▸ HOW TO COMPLETE THIS TASK:
Extend the article on the Namespace-based Validation Dispatching Language (NVDL), starting right after its final sentence.
---- EXCERPT TO READ
= Namespace-based Validation Dispatching Language =

XML schema language

Namespace-based Validation Dispatching Language (NVDL) is an XML schema language for validating XML documents that integrate with multiple namespaces. It is an ISO/IEC standard, and it is Part 4 of the DSDL schema specification. Much of the work on NVDL is based on the older Namespace Routing Language.

== Validation ==

Most XML languages are based on a single XML namespace. The expectation in these cases is that XML elements in a particular namespace belong to that language, and elements in another namespace belong to another language. Many XML languages allow the use of arbitrary elements from other namespaces.

The problem arises during the attempt to validate these hybrid documents. Each language is defined by a specific XML schema, but there is no linkage between the schemas.

The purpose of NVDL is to provide that linkage, based on namespaces. By associating a schema validator with an NVDL schema, the validator can use multiple schemas to validate a single document, switching between them based on the namespaces used in that document.

== Format ==

NVDL documents contain a list of rules, each of which has one or more actions to take when that rule is true. Rules include a specific namespace and a mode setting. NVDL recognizes the mode as a particular piece of state that changes as the document is processed.
--------
---- INFORMATION SUPPLIED
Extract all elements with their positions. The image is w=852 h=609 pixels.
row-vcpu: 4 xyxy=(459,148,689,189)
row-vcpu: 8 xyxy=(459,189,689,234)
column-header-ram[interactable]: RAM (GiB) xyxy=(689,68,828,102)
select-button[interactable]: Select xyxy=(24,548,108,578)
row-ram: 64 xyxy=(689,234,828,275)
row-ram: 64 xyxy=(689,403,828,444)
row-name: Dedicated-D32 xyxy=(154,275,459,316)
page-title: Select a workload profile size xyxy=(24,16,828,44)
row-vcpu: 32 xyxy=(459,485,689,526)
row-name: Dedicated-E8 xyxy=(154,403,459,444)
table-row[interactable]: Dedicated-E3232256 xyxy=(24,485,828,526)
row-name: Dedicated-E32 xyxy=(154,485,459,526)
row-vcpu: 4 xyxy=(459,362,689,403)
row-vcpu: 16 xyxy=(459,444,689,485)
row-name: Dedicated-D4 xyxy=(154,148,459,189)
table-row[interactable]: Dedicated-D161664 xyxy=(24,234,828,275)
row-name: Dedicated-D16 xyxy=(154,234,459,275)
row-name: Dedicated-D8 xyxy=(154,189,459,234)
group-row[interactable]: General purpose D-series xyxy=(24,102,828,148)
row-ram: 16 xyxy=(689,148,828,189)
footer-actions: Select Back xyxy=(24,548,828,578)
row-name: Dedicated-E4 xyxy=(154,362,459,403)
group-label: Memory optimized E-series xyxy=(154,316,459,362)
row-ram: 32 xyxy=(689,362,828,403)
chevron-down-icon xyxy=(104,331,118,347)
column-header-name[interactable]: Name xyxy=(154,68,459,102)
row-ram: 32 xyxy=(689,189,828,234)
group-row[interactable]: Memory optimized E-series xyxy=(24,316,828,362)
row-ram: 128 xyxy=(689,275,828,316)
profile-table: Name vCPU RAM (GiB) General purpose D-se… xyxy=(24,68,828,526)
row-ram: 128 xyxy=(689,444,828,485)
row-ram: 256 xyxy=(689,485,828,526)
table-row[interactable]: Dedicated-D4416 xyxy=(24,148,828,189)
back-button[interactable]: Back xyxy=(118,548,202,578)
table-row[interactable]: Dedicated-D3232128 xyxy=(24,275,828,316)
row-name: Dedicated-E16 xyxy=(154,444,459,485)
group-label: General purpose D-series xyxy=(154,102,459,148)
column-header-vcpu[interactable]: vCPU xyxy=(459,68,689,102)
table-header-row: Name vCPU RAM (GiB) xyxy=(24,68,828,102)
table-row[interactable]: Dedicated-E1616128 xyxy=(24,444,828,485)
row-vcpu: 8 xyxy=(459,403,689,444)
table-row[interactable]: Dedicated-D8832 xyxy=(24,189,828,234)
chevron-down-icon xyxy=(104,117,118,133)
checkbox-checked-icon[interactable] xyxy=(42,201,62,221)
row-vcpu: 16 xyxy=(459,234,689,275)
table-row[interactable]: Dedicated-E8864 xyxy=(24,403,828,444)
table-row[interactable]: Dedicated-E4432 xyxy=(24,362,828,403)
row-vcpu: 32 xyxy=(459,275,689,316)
--------
▸ EXPECTED OUTPUT:
Actions occur when a rule is true. Actions can include validating a schema, declaring the instance document invalid, accepting this part of the instance document as valid, and continue validating as the parent did. Actions can also change the current NVDL mode. Multiple actions can be taken when a rule is true; this allows for validating a section of the instance document with multiple schemas of a different type.

== Example ==

<rules xmlns="http://purl.oclc.org/dsdl/nvdl/ns/structure/1.0">
  <namespace ns="http://www.w3.org/1999/xhtml">
    <validate schema="xhtml.rng"/>
  </namespace>
  <namespace ns="http://www.w3.org/2000/svg/">
    <validate schema="svg.sch"/>
  </namespace>
  <anyNamespace>
    <reject/>
  </anyNamespace>
</rules>

This NVDL schema will validate the parts that use the XHTML 1.0 namespace with a RELAX NG schema, validate the parts that use the SVG 1.0 namespace with a Schematron schema, and reject the document as invalid if it encounters elements with any other namespace.